_Task objective:_ Produce a verbatim copy of the entries listed below.

==== Rows ====

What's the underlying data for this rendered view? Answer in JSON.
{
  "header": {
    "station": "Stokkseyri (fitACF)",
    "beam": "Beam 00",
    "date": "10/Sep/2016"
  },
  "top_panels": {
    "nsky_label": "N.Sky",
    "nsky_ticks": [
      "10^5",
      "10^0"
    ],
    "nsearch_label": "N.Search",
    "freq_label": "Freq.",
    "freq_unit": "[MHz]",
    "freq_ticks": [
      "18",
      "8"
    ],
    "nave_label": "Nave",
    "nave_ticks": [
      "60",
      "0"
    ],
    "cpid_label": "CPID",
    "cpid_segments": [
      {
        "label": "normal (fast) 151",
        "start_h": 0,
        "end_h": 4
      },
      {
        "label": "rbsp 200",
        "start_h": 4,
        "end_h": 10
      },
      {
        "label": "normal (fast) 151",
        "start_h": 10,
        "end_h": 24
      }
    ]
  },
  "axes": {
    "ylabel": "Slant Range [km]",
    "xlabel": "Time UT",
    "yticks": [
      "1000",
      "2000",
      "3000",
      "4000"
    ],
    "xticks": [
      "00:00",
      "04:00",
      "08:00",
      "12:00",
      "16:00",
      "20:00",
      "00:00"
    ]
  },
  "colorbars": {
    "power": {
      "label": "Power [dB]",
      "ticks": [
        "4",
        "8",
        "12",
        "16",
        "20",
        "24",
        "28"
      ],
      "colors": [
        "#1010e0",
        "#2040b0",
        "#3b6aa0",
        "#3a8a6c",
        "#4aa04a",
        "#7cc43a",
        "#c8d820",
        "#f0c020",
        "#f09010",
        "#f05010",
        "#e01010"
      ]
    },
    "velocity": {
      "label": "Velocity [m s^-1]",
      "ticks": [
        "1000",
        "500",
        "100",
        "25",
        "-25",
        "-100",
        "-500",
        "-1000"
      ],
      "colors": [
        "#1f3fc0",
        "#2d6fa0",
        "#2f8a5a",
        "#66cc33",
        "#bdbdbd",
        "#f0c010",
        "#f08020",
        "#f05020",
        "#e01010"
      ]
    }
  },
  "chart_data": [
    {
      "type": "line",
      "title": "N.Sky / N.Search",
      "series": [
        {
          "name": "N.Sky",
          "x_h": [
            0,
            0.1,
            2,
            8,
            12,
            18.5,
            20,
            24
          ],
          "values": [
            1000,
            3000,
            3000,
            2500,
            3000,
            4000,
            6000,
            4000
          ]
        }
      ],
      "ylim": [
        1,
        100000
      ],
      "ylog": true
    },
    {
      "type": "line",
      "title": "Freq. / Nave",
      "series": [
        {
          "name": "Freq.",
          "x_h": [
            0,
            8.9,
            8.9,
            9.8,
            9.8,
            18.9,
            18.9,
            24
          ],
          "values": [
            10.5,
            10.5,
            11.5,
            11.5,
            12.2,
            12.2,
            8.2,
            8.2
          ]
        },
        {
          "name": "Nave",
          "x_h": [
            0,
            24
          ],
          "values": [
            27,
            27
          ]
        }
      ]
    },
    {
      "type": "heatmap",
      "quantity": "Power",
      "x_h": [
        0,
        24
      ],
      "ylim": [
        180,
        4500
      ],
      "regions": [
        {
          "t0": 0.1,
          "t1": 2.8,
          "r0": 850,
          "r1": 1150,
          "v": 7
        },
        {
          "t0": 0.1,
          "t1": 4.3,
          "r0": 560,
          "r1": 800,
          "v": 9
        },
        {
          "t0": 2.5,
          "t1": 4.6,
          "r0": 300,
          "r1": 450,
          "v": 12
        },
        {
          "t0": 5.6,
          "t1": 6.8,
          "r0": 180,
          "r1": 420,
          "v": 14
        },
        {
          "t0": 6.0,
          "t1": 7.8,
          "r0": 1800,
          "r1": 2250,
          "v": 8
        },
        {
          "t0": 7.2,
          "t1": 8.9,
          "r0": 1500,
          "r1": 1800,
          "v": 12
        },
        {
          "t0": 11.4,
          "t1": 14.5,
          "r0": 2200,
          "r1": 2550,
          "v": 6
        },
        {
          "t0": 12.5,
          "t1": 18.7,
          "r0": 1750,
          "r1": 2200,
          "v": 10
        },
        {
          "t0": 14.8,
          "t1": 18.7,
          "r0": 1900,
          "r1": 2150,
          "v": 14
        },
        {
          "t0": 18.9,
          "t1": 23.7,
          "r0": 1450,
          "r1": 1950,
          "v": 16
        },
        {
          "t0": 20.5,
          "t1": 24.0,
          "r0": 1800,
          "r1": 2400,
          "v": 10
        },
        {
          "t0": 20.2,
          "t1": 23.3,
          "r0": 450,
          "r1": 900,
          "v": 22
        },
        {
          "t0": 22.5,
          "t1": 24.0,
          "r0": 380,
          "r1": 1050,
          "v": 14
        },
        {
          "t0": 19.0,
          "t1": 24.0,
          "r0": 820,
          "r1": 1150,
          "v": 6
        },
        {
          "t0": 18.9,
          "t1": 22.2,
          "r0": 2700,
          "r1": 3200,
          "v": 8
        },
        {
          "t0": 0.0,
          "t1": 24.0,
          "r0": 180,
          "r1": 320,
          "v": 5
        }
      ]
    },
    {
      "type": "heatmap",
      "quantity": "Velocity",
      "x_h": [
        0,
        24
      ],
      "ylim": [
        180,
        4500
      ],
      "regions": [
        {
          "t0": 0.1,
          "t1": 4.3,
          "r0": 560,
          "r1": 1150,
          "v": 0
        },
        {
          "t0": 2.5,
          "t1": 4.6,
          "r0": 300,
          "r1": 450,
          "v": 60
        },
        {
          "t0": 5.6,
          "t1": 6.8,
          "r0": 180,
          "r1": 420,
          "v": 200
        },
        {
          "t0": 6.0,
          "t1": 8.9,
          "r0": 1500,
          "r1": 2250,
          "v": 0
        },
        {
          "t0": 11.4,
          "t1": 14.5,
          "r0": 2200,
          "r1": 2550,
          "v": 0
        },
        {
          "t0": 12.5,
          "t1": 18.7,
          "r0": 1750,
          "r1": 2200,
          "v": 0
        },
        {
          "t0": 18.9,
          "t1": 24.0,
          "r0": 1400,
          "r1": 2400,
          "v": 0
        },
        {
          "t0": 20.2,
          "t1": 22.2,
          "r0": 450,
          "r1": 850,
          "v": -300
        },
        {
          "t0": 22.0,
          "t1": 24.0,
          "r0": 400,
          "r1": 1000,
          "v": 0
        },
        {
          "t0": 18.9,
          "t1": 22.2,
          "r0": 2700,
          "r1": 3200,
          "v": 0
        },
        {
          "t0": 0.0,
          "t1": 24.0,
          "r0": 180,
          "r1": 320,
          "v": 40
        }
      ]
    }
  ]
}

====

_Full response:_
What's the underlying data for this rendered view? Answer in JSON.
{
  "header": {
    "station": "Stokkseyri (fitACF)",
    "beam": "Beam 00",
    "date": "10/Sep/2016"
  },
  "top_panels": {
    "nsky_label": "N.Sky",
    "nsky_ticks": [
      "10^5",
      "10^0"
    ],
    "nsearch_label": "N.Search",
    "freq_label": "Freq.",
    "freq_unit": "[MHz]",
    "freq_ticks": [
      "18",
      "8"
    ],
    "nave_label": "Nave",
    "nave_ticks": [
      "60",
      "0"
    ],
    "cpid_label": "CPID",
    "cpid_segments": [
      {
        "label": "normal (fast) 151",
        "start_h": 0,
        "end_h": 4
      },
      {
        "label": "rbsp 200",
        "start_h": 4,
        "end_h": 10
      },
      {
        "label": "normal (fast) 151",
        "start_h": 10,
        "end_h": 24
      }
    ]
  },
  "axes": {
    "ylabel": "Slant Range [km]",
    "xlabel": "Time UT",
    "yticks": [
      "1000",
      "2000",
      "3000",
      "4000"
    ],
    "xticks": [
      "00:00",
      "04:00",
      "08:00",
      "12:00",
      "16:00",
      "20:00",
      "00:00"
    ]
  },
  "colorbars": {
    "power": {
      "label": "Power [dB]",
      "ticks": [
        "4",
        "8",
        "12",
        "16",
        "20",
        "24",
        "28"
      ],
      "colors": [
        "#1010e0",
        "#2040b0",
        "#3b6aa0",
        "#3a8a6c",
        "#4aa04a",
        "#7cc43a",
        "#c8d820",
        "#f0c020",
        "#f09010",
        "#f05010",
        "#e01010"
      ]
    },
    "velocity": {
      "label": "Velocity [m s^-1]",
      "ticks": [
        "1000",
        "500",
        "100",
        "25",
        "-25",
        "-100",
        "-500",
        "-1000"
      ],
      "colors": [
        "#1f3fc0",
        "#2d6fa0",
        "#2f8a5a",
        "#66cc33",
        "#bdbdbd",
        "#f0c010",
        "#f08020",
        "#f05020",
        "#e01010"
      ]
    }
  },
  "chart_data": [
    {
      "type": "line",
      "title": "N.Sky / N.Search",
      "series": [
        {
          "name": "N.Sky",
          "x_h": [
            0,
            0.1,
            2,
            8,
            12,
            18.5,
            20,
            24
          ],
          "values": [
            1000,
            3000,
            3000,
            2500,
            3000,
            4000,
            6000,
            4000
          ]
        }
      ],
      "ylim": [
        1,
        100000
      ],
      "ylog": true
    },
    {
      "type": "line",
      "title": "Freq. / Nave",
      "series": [
        {
          "name": "Freq.",
          "x_h": [
            0,
            8.9,
            8.9,
            9.8,
            9.8,
            18.9,
            18.9,
            24
          ],
          "values": [
            10.5,
            10.5,
            11.5,
            11.5,
            12.2,
            12.2,
            8.2,
            8.2
          ]
        },
        {
          "name": "Nave",
          "x_h": [
            0,
            24
          ],
          "values": [
            27,
            27
          ]
        }
      ]
    },
    {
      "type": "heatmap",
      "quantity": "Power",
      "x_h": [
        0,
        24
      ],
      "ylim": [
        180,
        4500
      ],
      "regions": [
        {
          "t0": 0.1,
          "t1": 2.8,
          "r0": 850,
          "r1": 1150,
          "v": 7
        },
        {
          "t0": 0.1,
          "t1": 4.3,
          "r0": 560,
          "r1": 800,
          "v": 9
        },
        {
          "t0": 2.5,
          "t1": 4.6,
          "r0": 300,
          "r1": 450,
          "v": 12
        },
        {
          "t0": 5.6,
          "t1": 6.8,
          "r0": 180,
          "r1": 420,
          "v": 14
        },
        {
          "t0": 6.0,
          "t1": 7.8,
          "r0": 1800,
          "r1": 2250,
          "v": 8
        },
        {
          "t0": 7.2,
          "t1": 8.9,
          "r0": 1500,
          "r1": 1800,
          "v": 12
        },
        {
          "t0": 11.4,
          "t1": 14.5,
          "r0": 2200,
          "r1": 2550,
          "v": 6
        },
        {
          "t0": 12.5,
          "t1": 18.7,
          "r0": 1750,
          "r1": 2200,
          "v": 10
        },
        {
          "t0": 14.8,
          "t1": 18.7,
          "r0": 1900,
          "r1": 2150,
          "v": 14
        },
        {
          "t0": 18.9,
          "t1": 23.7,
          "r0": 1450,
          "r1": 1950,
          "v": 16
        },
        {
          "t0": 20.5,
          "t1": 24.0,
          "r0": 1800,
          "r1": 2400,
          "v": 10
        },
        {
          "t0": 20.2,
          "t1": 23.3,
          "r0": 450,
          "r1": 900,
          "v": 22
        },
        {
          "t0": 22.5,
          "t1": 24.0,
          "r0": 380,
          "r1": 1050,
          "v": 14
        },
        {
          "t0": 19.0,
          "t1": 24.0,
          "r0": 820,
          "r1": 1150,
          "v": 6
        },
        {
          "t0": 18.9,
          "t1": 22.2,
          "r0": 2700,
          "r1": 3200,
          "v": 8
        },
        {
          "t0": 0.0,
          "t1": 24.0,
          "r0": 180,
          "r1": 320,
          "v": 5
        }
      ]
    },
    {
      "type": "heatmap",
      "quantity": "Velocity",
      "x_h": [
        0,
        24
      ],
      "ylim": [
        180,
        4500
      ],
      "regions": [
        {
          "t0": 0.1,
          "t1": 4.3,
          "r0": 560,
          "r1": 1150,
          "v": 0
        },
        {
          "t0": 2.5,
          "t1": 4.6,
          "r0": 300,
          "r1": 450,
          "v": 60
        },
        {
          "t0": 5.6,
          "t1": 6.8,
          "r0": 180,
          "r1": 420,
          "v": 200
        },
        {
          "t0": 6.0,
          "t1": 8.9,
          "r0": 1500,
          "r1": 2250,
          "v": 0
        },
        {
          "t0": 11.4,
          "t1": 14.5,
          "r0": 2200,
          "r1": 2550,
          "v": 0
        },
        {
          "t0": 12.5,
          "t1": 18.7,
          "r0": 1750,
          "r1": 2200,
          "v": 0
        },
        {
          "t0": 18.9,
          "t1": 24.0,
          "r0": 1400,
          "r1": 2400,
          "v": 0
        },
        {
          "t0": 20.2,
          "t1": 22.2,
          "r0": 450,
          "r1": 850,
          "v": -300
        },
        {
          "t0": 22.0,
          "t1": 24.0,
          "r0": 400,
          "r1": 1000,
          "v": 0
        },
        {
          "t0": 18.9,
          "t1": 22.2,
          "r0": 2700,
          "r1": 3200,
          "v": 0
        },
        {
          "t0": 0.0,
          "t1": 24.0,
          "r0": 180,
          "r1": 320,
          "v": 40
        }
      ]
    }
  ]
}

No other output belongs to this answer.